Source records:

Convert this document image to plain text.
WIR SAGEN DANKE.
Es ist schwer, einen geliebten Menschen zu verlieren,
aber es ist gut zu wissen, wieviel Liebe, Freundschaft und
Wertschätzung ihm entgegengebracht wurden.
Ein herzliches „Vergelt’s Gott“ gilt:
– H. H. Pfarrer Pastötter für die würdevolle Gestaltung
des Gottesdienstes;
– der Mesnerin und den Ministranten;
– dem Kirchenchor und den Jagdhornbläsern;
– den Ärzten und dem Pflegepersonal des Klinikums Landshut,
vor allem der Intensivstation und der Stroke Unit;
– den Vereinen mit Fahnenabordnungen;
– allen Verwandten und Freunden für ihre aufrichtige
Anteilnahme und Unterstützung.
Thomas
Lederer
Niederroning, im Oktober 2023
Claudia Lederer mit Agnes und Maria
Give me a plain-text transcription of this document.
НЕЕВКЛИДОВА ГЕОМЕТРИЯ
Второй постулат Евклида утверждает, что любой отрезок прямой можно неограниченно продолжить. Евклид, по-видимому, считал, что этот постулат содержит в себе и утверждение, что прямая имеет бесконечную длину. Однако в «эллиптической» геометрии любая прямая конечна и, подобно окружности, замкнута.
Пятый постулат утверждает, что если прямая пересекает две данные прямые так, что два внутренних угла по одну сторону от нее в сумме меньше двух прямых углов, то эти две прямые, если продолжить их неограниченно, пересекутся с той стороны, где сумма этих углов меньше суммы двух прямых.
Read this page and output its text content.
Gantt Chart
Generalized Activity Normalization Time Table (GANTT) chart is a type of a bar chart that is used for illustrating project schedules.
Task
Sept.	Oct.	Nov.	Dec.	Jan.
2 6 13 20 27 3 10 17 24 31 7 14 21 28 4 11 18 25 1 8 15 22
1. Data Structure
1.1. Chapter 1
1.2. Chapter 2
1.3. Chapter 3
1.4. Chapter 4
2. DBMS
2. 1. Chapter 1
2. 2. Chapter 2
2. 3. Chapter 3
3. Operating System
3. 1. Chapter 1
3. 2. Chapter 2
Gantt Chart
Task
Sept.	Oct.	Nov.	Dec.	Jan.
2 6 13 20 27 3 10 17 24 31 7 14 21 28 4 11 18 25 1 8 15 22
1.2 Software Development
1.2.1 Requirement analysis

The exercise:
Across the material above, count every line holding "Chapter" and write down only the number.

Solution to the problem:
9